[Dataset records]
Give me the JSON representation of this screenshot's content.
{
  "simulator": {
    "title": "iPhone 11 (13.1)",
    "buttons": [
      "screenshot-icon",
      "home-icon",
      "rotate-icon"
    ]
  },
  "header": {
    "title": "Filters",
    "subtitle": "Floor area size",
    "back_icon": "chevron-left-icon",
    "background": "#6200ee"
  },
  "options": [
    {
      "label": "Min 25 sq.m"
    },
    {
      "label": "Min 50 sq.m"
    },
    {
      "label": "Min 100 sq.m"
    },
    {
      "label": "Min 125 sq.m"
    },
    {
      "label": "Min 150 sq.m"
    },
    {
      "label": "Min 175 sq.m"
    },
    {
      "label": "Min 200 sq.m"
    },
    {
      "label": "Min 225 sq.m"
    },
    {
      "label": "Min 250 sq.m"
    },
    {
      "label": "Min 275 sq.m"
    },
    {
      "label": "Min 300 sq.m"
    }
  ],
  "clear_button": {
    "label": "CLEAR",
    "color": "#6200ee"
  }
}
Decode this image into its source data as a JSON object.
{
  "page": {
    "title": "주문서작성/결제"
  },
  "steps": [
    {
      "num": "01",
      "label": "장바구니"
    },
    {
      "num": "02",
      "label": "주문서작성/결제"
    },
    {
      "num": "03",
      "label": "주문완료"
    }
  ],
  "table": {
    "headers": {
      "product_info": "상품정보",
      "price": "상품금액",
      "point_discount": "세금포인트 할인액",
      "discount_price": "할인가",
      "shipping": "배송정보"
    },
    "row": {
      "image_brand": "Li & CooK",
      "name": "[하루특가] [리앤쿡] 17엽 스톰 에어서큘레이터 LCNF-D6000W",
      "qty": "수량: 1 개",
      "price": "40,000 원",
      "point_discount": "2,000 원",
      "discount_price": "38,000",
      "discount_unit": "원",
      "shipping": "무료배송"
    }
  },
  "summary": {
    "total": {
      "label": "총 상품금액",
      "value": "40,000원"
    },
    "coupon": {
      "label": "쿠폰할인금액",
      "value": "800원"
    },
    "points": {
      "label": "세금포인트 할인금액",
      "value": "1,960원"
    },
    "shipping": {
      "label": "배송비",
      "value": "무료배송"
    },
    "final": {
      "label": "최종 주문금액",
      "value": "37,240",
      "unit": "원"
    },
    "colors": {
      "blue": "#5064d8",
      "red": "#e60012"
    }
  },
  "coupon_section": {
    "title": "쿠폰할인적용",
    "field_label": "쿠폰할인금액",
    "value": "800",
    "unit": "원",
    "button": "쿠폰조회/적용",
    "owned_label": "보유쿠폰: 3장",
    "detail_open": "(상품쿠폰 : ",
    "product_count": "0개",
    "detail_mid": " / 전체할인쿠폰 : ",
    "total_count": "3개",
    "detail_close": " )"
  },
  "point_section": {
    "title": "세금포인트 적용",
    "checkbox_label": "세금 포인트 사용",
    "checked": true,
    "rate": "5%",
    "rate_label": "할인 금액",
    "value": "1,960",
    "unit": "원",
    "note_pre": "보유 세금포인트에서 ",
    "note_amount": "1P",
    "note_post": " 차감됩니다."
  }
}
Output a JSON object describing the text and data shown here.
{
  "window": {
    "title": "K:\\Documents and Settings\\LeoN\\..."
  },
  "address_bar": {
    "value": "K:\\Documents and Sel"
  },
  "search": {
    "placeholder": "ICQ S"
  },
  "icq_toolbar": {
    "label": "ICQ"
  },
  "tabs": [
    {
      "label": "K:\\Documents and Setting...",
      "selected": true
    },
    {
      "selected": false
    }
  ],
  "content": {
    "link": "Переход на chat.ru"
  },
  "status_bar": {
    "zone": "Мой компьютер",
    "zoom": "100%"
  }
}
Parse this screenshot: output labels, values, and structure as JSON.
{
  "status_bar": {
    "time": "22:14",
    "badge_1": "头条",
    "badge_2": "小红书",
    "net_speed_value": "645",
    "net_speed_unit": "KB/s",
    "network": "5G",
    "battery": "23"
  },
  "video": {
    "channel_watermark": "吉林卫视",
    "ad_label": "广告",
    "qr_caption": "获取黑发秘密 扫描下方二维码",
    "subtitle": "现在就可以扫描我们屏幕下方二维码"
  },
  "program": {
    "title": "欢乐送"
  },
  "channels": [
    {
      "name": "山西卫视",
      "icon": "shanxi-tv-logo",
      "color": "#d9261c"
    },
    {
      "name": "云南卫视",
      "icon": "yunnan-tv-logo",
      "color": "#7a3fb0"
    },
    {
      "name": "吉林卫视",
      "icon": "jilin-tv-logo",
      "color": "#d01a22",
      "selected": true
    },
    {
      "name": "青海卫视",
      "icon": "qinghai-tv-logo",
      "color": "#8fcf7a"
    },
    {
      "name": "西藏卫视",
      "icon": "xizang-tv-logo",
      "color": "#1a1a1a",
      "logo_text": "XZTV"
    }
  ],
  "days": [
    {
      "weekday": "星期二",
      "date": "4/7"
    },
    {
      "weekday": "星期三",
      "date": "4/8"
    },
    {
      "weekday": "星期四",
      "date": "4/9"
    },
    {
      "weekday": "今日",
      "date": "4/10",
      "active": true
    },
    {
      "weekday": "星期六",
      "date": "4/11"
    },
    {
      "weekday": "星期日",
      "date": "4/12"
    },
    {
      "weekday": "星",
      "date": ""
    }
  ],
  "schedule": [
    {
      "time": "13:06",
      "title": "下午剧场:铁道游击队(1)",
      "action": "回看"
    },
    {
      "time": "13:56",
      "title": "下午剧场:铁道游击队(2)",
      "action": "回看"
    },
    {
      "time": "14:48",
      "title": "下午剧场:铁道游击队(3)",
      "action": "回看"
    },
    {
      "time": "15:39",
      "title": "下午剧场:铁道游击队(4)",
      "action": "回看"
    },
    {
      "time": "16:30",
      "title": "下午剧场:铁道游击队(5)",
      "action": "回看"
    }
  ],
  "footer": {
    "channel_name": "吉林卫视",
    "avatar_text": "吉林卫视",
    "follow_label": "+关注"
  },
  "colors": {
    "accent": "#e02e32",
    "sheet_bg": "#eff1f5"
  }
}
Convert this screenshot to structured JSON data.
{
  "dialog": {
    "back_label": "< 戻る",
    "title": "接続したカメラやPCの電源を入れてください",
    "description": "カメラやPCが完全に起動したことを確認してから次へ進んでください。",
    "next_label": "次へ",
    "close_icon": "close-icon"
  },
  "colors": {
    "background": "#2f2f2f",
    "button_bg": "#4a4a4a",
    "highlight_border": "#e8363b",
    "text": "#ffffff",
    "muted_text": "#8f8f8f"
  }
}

[Objective]
Repeat the listing above without any change.

[Solution to the exercise]
Give me the JSON representation of this screenshot's content.
{
  "simulator": {
    "title": "iPhone 11 (13.1)",
    "buttons": [
      "screenshot-icon",
      "home-icon",
      "rotate-icon"
    ]
  },
  "header": {
    "title": "Filters",
    "subtitle": "Floor area size",
    "back_icon": "chevron-left-icon",
    "background": "#6200ee"
  },
  "options": [
    {
      "label": "Min 25 sq.m"
    },
    {
      "label": "Min 50 sq.m"
    },
    {
      "label": "Min 100 sq.m"
    },
    {
      "label": "Min 125 sq.m"
    },
    {
      "label": "Min 150 sq.m"
    },
    {
      "label": "Min 175 sq.m"
    },
    {
      "label": "Min 200 sq.m"
    },
    {
      "label": "Min 225 sq.m"
    },
    {
      "label": "Min 250 sq.m"
    },
    {
      "label": "Min 275 sq.m"
    },
    {
      "label": "Min 300 sq.m"
    }
  ],
  "clear_button": {
    "label": "CLEAR",
    "color": "#6200ee"
  }
}
Decode this image into its source data as a JSON object.
{
  "page": {
    "title": "주문서작성/결제"
  },
  "steps": [
    {
      "num": "01",
      "label": "장바구니"
    },
    {
      "num": "02",
      "label": "주문서작성/결제"
    },
    {
      "num": "03",
      "label": "주문완료"
    }
  ],
  "table": {
    "headers": {
      "product_info": "상품정보",
      "price": "상품금액",
      "point_discount": "세금포인트 할인액",
      "discount_price": "할인가",
      "shipping": "배송정보"
    },
    "row": {
      "image_brand": "Li & CooK",
      "name": "[하루특가] [리앤쿡] 17엽 스톰 에어서큘레이터 LCNF-D6000W",
      "qty": "수량: 1 개",
      "price": "40,000 원",
      "point_discount": "2,000 원",
      "discount_price": "38,000",
      "discount_unit": "원",
      "shipping": "무료배송"
    }
  },
  "summary": {
    "total": {
      "label": "총 상품금액",
      "value": "40,000원"
    },
    "coupon": {
      "label": "쿠폰할인금액",
      "value": "800원"
    },
    "points": {
      "label": "세금포인트 할인금액",
      "value": "1,960원"
    },
    "shipping": {
      "label": "배송비",
      "value": "무료배송"
    },
    "final": {
      "label": "최종 주문금액",
      "value": "37,240",
      "unit": "원"
    },
    "colors": {
      "blue": "#5064d8",
      "red": "#e60012"
    }
  },
  "coupon_section": {
    "title": "쿠폰할인적용",
    "field_label": "쿠폰할인금액",
    "value": "800",
    "unit": "원",
    "button": "쿠폰조회/적용",
    "owned_label": "보유쿠폰: 3장",
    "detail_open": "(상품쿠폰 : ",
    "product_count": "0개",
    "detail_mid": " / 전체할인쿠폰 : ",
    "total_count": "3개",
    "detail_close": " )"
  },
  "point_section": {
    "title": "세금포인트 적용",
    "checkbox_label": "세금 포인트 사용",
    "checked": true,
    "rate": "5%",
    "rate_label": "할인 금액",
    "value": "1,960",
    "unit": "원",
    "note_pre": "보유 세금포인트에서 ",
    "note_amount": "1P",
    "note_post": " 차감됩니다."
  }
}
Output a JSON object describing the text and data shown here.
{
  "window": {
    "title": "K:\\Documents and Settings\\LeoN\\..."
  },
  "address_bar": {
    "value": "K:\\Documents and Sel"
  },
  "search": {
    "placeholder": "ICQ S"
  },
  "icq_toolbar": {
    "label": "ICQ"
  },
  "tabs": [
    {
      "label": "K:\\Documents and Setting...",
      "selected": true
    },
    {
      "selected": false
    }
  ],
  "content": {
    "link": "Переход на chat.ru"
  },
  "status_bar": {
    "zone": "Мой компьютер",
    "zoom": "100%"
  }
}
Parse this screenshot: output labels, values, and structure as JSON.
{
  "status_bar": {
    "time": "22:14",
    "badge_1": "头条",
    "badge_2": "小红书",
    "net_speed_value": "645",
    "net_speed_unit": "KB/s",
    "network": "5G",
    "battery": "23"
  },
  "video": {
    "channel_watermark": "吉林卫视",
    "ad_label": "广告",
    "qr_caption": "获取黑发秘密 扫描下方二维码",
    "subtitle": "现在就可以扫描我们屏幕下方二维码"
  },
  "program": {
    "title": "欢乐送"
  },
  "channels": [
    {
      "name": "山西卫视",
      "icon": "shanxi-tv-logo",
      "color": "#d9261c"
    },
    {
      "name": "云南卫视",
      "icon": "yunnan-tv-logo",
      "color": "#7a3fb0"
    },
    {
      "name": "吉林卫视",
      "icon": "jilin-tv-logo",
      "color": "#d01a22",
      "selected": true
    },
    {
      "name": "青海卫视",
      "icon": "qinghai-tv-logo",
      "color": "#8fcf7a"
    },
    {
      "name": "西藏卫视",
      "icon": "xizang-tv-logo",
      "color": "#1a1a1a",
      "logo_text": "XZTV"
    }
  ],
  "days": [
    {
      "weekday": "星期二",
      "date": "4/7"
    },
    {
      "weekday": "星期三",
      "date": "4/8"
    },
    {
      "weekday": "星期四",
      "date": "4/9"
    },
    {
      "weekday": "今日",
      "date": "4/10",
      "active": true
    },
    {
      "weekday": "星期六",
      "date": "4/11"
    },
    {
      "weekday": "星期日",
      "date": "4/12"
    },
    {
      "weekday": "星",
      "date": ""
    }
  ],
  "schedule": [
    {
      "time": "13:06",
      "title": "下午剧场:铁道游击队(1)",
      "action": "回看"
    },
    {
      "time": "13:56",
      "title": "下午剧场:铁道游击队(2)",
      "action": "回看"
    },
    {
      "time": "14:48",
      "title": "下午剧场:铁道游击队(3)",
      "action": "回看"
    },
    {
      "time": "15:39",
      "title": "下午剧场:铁道游击队(4)",
      "action": "回看"
    },
    {
      "time": "16:30",
      "title": "下午剧场:铁道游击队(5)",
      "action": "回看"
    }
  ],
  "footer": {
    "channel_name": "吉林卫视",
    "avatar_text": "吉林卫视",
    "follow_label": "+关注"
  },
  "colors": {
    "accent": "#e02e32",
    "sheet_bg": "#eff1f5"
  }
}
Convert this screenshot to structured JSON data.
{
  "dialog": {
    "back_label": "< 戻る",
    "title": "接続したカメラやPCの電源を入れてください",
    "description": "カメラやPCが完全に起動したことを確認してから次へ進んでください。",
    "next_label": "次へ",
    "close_icon": "close-icon"
  },
  "colors": {
    "background": "#2f2f2f",
    "button_bg": "#4a4a4a",
    "highlight_border": "#e8363b",
    "text": "#ffffff",
    "muted_text": "#8f8f8f"
  }
}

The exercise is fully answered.